What to produce: Please transcribe the records precisely; pictures stay out of your copy.

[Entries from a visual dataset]
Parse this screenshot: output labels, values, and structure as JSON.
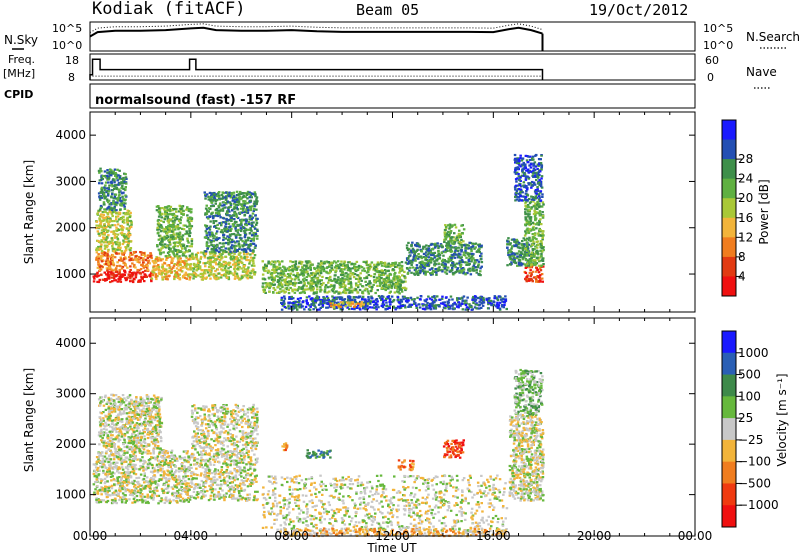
{
  "header": {
    "radar": "Kodiak (fitACF)",
    "beam": "Beam 05",
    "date": "19/Oct/2012"
  },
  "status": {
    "nsky_label": "N.Sky",
    "nsky_ticks": [
      "10^5",
      "10^0"
    ],
    "nsearch_label": "N.Search",
    "freq_label": "Freq.",
    "freq_unit": "[MHz]",
    "freq_ticks": [
      "18",
      "8"
    ],
    "nave_label": "Nave",
    "nave_ticks": [
      "60",
      "0"
    ],
    "cpid_label": "CPID",
    "cpid_text": "normalsound (fast) -157 RF"
  },
  "colors": {
    "power": [
      "#1a1aff",
      "#234fb3",
      "#3e8f4a",
      "#5fb041",
      "#a9c837",
      "#f2b43a",
      "#f07d1f",
      "#e23a12",
      "#f01010"
    ],
    "velocity": [
      "#1a1aff",
      "#2a5fb5",
      "#3e8a4a",
      "#66b83c",
      "#c8c8c8",
      "#f2b43a",
      "#f07d1f",
      "#f03a10",
      "#f01010"
    ]
  },
  "chart_data": [
    {
      "type": "line",
      "panel": "N.Sky",
      "x_unit": "hours UT",
      "x": [
        0.0,
        0.3,
        1,
        2,
        3,
        3.5,
        4,
        4.5,
        5,
        6,
        7,
        8,
        9,
        10,
        11,
        12,
        13,
        14,
        15,
        16,
        16.6,
        17.0,
        17.5,
        17.95
      ],
      "y_level": [
        0.5,
        0.65,
        0.7,
        0.7,
        0.72,
        0.75,
        0.78,
        0.8,
        0.72,
        0.7,
        0.7,
        0.72,
        0.68,
        0.66,
        0.66,
        0.66,
        0.66,
        0.66,
        0.66,
        0.65,
        0.75,
        0.8,
        0.72,
        0.6
      ],
      "ylim": [
        "10^0",
        "10^5"
      ]
    },
    {
      "type": "line",
      "panel": "Freq / Nave",
      "x_unit": "hours UT",
      "freq_mhz": [
        [
          0.0,
          10
        ],
        [
          0.1,
          16
        ],
        [
          0.4,
          12
        ],
        [
          3.9,
          12
        ],
        [
          3.95,
          16
        ],
        [
          4.2,
          12
        ],
        [
          17.95,
          11
        ]
      ],
      "ylim": [
        8,
        18
      ],
      "nave_ylim": [
        0,
        60
      ]
    },
    {
      "type": "heatmap",
      "panel": "Power",
      "xlabel": "Time UT",
      "ylabel": "Slant Range [km]",
      "xlim": [
        0,
        24
      ],
      "ylim": [
        180,
        4500
      ],
      "x_ticks": [
        "00:00",
        "04:00",
        "08:00",
        "12:00",
        "16:00",
        "20:00",
        "00:00"
      ],
      "y_ticks": [
        1000,
        2000,
        3000,
        4000
      ],
      "colorbar_label": "Power [dB]",
      "colorbar_ticks": [
        "4",
        "8",
        "12",
        "16",
        "20",
        "24",
        "28"
      ],
      "regions": [
        {
          "t0": 0.1,
          "t1": 2.4,
          "r0": 850,
          "r1": 1100,
          "level": 8
        },
        {
          "t0": 0.2,
          "t1": 2.4,
          "r0": 1100,
          "r1": 1500,
          "level": 6
        },
        {
          "t0": 0.2,
          "t1": 1.6,
          "r0": 1500,
          "r1": 2400,
          "level": 4
        },
        {
          "t0": 0.3,
          "t1": 1.4,
          "r0": 2400,
          "r1": 3300,
          "level": 2
        },
        {
          "t0": 2.4,
          "t1": 4.0,
          "r0": 900,
          "r1": 1400,
          "level": 5
        },
        {
          "t0": 2.6,
          "t1": 4.0,
          "r0": 1400,
          "r1": 2500,
          "level": 3
        },
        {
          "t0": 4.0,
          "t1": 6.5,
          "r0": 900,
          "r1": 1500,
          "level": 4
        },
        {
          "t0": 4.5,
          "t1": 6.6,
          "r0": 1500,
          "r1": 2800,
          "level": 2
        },
        {
          "t0": 6.8,
          "t1": 12.5,
          "r0": 600,
          "r1": 1300,
          "level": 3
        },
        {
          "t0": 12.5,
          "t1": 15.5,
          "r0": 1000,
          "r1": 1700,
          "level": 2
        },
        {
          "t0": 7.5,
          "t1": 16.5,
          "r0": 250,
          "r1": 550,
          "level": 1
        },
        {
          "t0": 9.5,
          "t1": 11.0,
          "r0": 300,
          "r1": 420,
          "level": 5
        },
        {
          "t0": 14.0,
          "t1": 14.8,
          "r0": 1700,
          "r1": 2100,
          "level": 3
        },
        {
          "t0": 16.5,
          "t1": 17.6,
          "r0": 1200,
          "r1": 1800,
          "level": 2
        },
        {
          "t0": 17.2,
          "t1": 17.95,
          "r0": 850,
          "r1": 1200,
          "level": 7
        },
        {
          "t0": 17.2,
          "t1": 17.95,
          "r0": 1200,
          "r1": 2600,
          "level": 3
        },
        {
          "t0": 16.8,
          "t1": 17.9,
          "r0": 2600,
          "r1": 3600,
          "level": 1
        }
      ]
    },
    {
      "type": "heatmap",
      "panel": "Velocity",
      "xlabel": "Time UT",
      "ylabel": "Slant Range [km]",
      "xlim": [
        0,
        24
      ],
      "ylim": [
        180,
        4500
      ],
      "x_ticks": [
        "00:00",
        "04:00",
        "08:00",
        "12:00",
        "16:00",
        "20:00",
        "00:00"
      ],
      "y_ticks": [
        1000,
        2000,
        3000,
        4000
      ],
      "colorbar_label": "Velocity [m s⁻¹]",
      "colorbar_ticks": [
        "1000",
        "500",
        "100",
        "25",
        "−25",
        "−100",
        "−500",
        "−1000"
      ],
      "regions": [
        {
          "t0": 0.1,
          "t1": 4.0,
          "r0": 850,
          "r1": 1900,
          "level": 4
        },
        {
          "t0": 0.3,
          "t1": 2.8,
          "r0": 1900,
          "r1": 3000,
          "level": 4
        },
        {
          "t0": 4.0,
          "t1": 6.6,
          "r0": 900,
          "r1": 2800,
          "level": 4
        },
        {
          "t0": 6.8,
          "t1": 16.5,
          "r0": 300,
          "r1": 1400,
          "level": 4
        },
        {
          "t0": 8.5,
          "t1": 9.5,
          "r0": 1750,
          "r1": 1900,
          "level": 2
        },
        {
          "t0": 7.5,
          "t1": 7.8,
          "r0": 1900,
          "r1": 2050,
          "level": 6
        },
        {
          "t0": 14.0,
          "t1": 14.8,
          "r0": 1750,
          "r1": 2100,
          "level": 7
        },
        {
          "t0": 12.2,
          "t1": 12.8,
          "r0": 1500,
          "r1": 1700,
          "level": 6
        },
        {
          "t0": 16.6,
          "t1": 17.95,
          "r0": 900,
          "r1": 2600,
          "level": 4
        },
        {
          "t0": 16.8,
          "t1": 17.9,
          "r0": 2600,
          "r1": 3500,
          "level": 3
        },
        {
          "t0": 7.5,
          "t1": 16.5,
          "r0": 200,
          "r1": 350,
          "level": 5
        }
      ]
    }
  ]
}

Written response:
Parse this screenshot: output labels, values, and structure as JSON.
{
  "header": {
    "radar": "Kodiak (fitACF)",
    "beam": "Beam 05",
    "date": "19/Oct/2012"
  },
  "status": {
    "nsky_label": "N.Sky",
    "nsky_ticks": [
      "10^5",
      "10^0"
    ],
    "nsearch_label": "N.Search",
    "freq_label": "Freq.",
    "freq_unit": "[MHz]",
    "freq_ticks": [
      "18",
      "8"
    ],
    "nave_label": "Nave",
    "nave_ticks": [
      "60",
      "0"
    ],
    "cpid_label": "CPID",
    "cpid_text": "normalsound (fast) -157 RF"
  },
  "colors": {
    "power": [
      "#1a1aff",
      "#234fb3",
      "#3e8f4a",
      "#5fb041",
      "#a9c837",
      "#f2b43a",
      "#f07d1f",
      "#e23a12",
      "#f01010"
    ],
    "velocity": [
      "#1a1aff",
      "#2a5fb5",
      "#3e8a4a",
      "#66b83c",
      "#c8c8c8",
      "#f2b43a",
      "#f07d1f",
      "#f03a10",
      "#f01010"
    ]
  },
  "chart_data": [
    {
      "type": "line",
      "panel": "N.Sky",
      "x_unit": "hours UT",
      "x": [
        0.0,
        0.3,
        1,
        2,
        3,
        3.5,
        4,
        4.5,
        5,
        6,
        7,
        8,
        9,
        10,
        11,
        12,
        13,
        14,
        15,
        16,
        16.6,
        17.0,
        17.5,
        17.95
      ],
      "y_level": [
        0.5,
        0.65,
        0.7,
        0.7,
        0.72,
        0.75,
        0.78,
        0.8,
        0.72,
        0.7,
        0.7,
        0.72,
        0.68,
        0.66,
        0.66,
        0.66,
        0.66,
        0.66,
        0.66,
        0.65,
        0.75,
        0.8,
        0.72,
        0.6
      ],
      "ylim": [
        "10^0",
        "10^5"
      ]
    },
    {
      "type": "line",
      "panel": "Freq / Nave",
      "x_unit": "hours UT",
      "freq_mhz": [
        [
          0.0,
          10
        ],
        [
          0.1,
          16
        ],
        [
          0.4,
          12
        ],
        [
          3.9,
          12
        ],
        [
          3.95,
          16
        ],
        [
          4.2,
          12
        ],
        [
          17.95,
          11
        ]
      ],
      "ylim": [
        8,
        18
      ],
      "nave_ylim": [
        0,
        60
      ]
    },
    {
      "type": "heatmap",
      "panel": "Power",
      "xlabel": "Time UT",
      "ylabel": "Slant Range [km]",
      "xlim": [
        0,
        24
      ],
      "ylim": [
        180,
        4500
      ],
      "x_ticks": [
        "00:00",
        "04:00",
        "08:00",
        "12:00",
        "16:00",
        "20:00",
        "00:00"
      ],
      "y_ticks": [
        1000,
        2000,
        3000,
        4000
      ],
      "colorbar_label": "Power [dB]",
      "colorbar_ticks": [
        "4",
        "8",
        "12",
        "16",
        "20",
        "24",
        "28"
      ],
      "regions": [
        {
          "t0": 0.1,
          "t1": 2.4,
          "r0": 850,
          "r1": 1100,
          "level": 8
        },
        {
          "t0": 0.2,
          "t1": 2.4,
          "r0": 1100,
          "r1": 1500,
          "level": 6
        },
        {
          "t0": 0.2,
          "t1": 1.6,
          "r0": 1500,
          "r1": 2400,
          "level": 4
        },
        {
          "t0": 0.3,
          "t1": 1.4,
          "r0": 2400,
          "r1": 3300,
          "level": 2
        },
        {
          "t0": 2.4,
          "t1": 4.0,
          "r0": 900,
          "r1": 1400,
          "level": 5
        },
        {
          "t0": 2.6,
          "t1": 4.0,
          "r0": 1400,
          "r1": 2500,
          "level": 3
        },
        {
          "t0": 4.0,
          "t1": 6.5,
          "r0": 900,
          "r1": 1500,
          "level": 4
        },
        {
          "t0": 4.5,
          "t1": 6.6,
          "r0": 1500,
          "r1": 2800,
          "level": 2
        },
        {
          "t0": 6.8,
          "t1": 12.5,
          "r0": 600,
          "r1": 1300,
          "level": 3
        },
        {
          "t0": 12.5,
          "t1": 15.5,
          "r0": 1000,
          "r1": 1700,
          "level": 2
        },
        {
          "t0": 7.5,
          "t1": 16.5,
          "r0": 250,
          "r1": 550,
          "level": 1
        },
        {
          "t0": 9.5,
          "t1": 11.0,
          "r0": 300,
          "r1": 420,
          "level": 5
        },
        {
          "t0": 14.0,
          "t1": 14.8,
          "r0": 1700,
          "r1": 2100,
          "level": 3
        },
        {
          "t0": 16.5,
          "t1": 17.6,
          "r0": 1200,
          "r1": 1800,
          "level": 2
        },
        {
          "t0": 17.2,
          "t1": 17.95,
          "r0": 850,
          "r1": 1200,
          "level": 7
        },
        {
          "t0": 17.2,
          "t1": 17.95,
          "r0": 1200,
          "r1": 2600,
          "level": 3
        },
        {
          "t0": 16.8,
          "t1": 17.9,
          "r0": 2600,
          "r1": 3600,
          "level": 1
        }
      ]
    },
    {
      "type": "heatmap",
      "panel": "Velocity",
      "xlabel": "Time UT",
      "ylabel": "Slant Range [km]",
      "xlim": [
        0,
        24
      ],
      "ylim": [
        180,
        4500
      ],
      "x_ticks": [
        "00:00",
        "04:00",
        "08:00",
        "12:00",
        "16:00",
        "20:00",
        "00:00"
      ],
      "y_ticks": [
        1000,
        2000,
        3000,
        4000
      ],
      "colorbar_label": "Velocity [m s⁻¹]",
      "colorbar_ticks": [
        "1000",
        "500",
        "100",
        "25",
        "−25",
        "−100",
        "−500",
        "−1000"
      ],
      "regions": [
        {
          "t0": 0.1,
          "t1": 4.0,
          "r0": 850,
          "r1": 1900,
          "level": 4
        },
        {
          "t0": 0.3,
          "t1": 2.8,
          "r0": 1900,
          "r1": 3000,
          "level": 4
        },
        {
          "t0": 4.0,
          "t1": 6.6,
          "r0": 900,
          "r1": 2800,
          "level": 4
        },
        {
          "t0": 6.8,
          "t1": 16.5,
          "r0": 300,
          "r1": 1400,
          "level": 4
        },
        {
          "t0": 8.5,
          "t1": 9.5,
          "r0": 1750,
          "r1": 1900,
          "level": 2
        },
        {
          "t0": 7.5,
          "t1": 7.8,
          "r0": 1900,
          "r1": 2050,
          "level": 6
        },
        {
          "t0": 14.0,
          "t1": 14.8,
          "r0": 1750,
          "r1": 2100,
          "level": 7
        },
        {
          "t0": 12.2,
          "t1": 12.8,
          "r0": 1500,
          "r1": 1700,
          "level": 6
        },
        {
          "t0": 16.6,
          "t1": 17.95,
          "r0": 900,
          "r1": 2600,
          "level": 4
        },
        {
          "t0": 16.8,
          "t1": 17.9,
          "r0": 2600,
          "r1": 3500,
          "level": 3
        },
        {
          "t0": 7.5,
          "t1": 16.5,
          "r0": 200,
          "r1": 350,
          "level": 5
        }
      ]
    }
  ]
}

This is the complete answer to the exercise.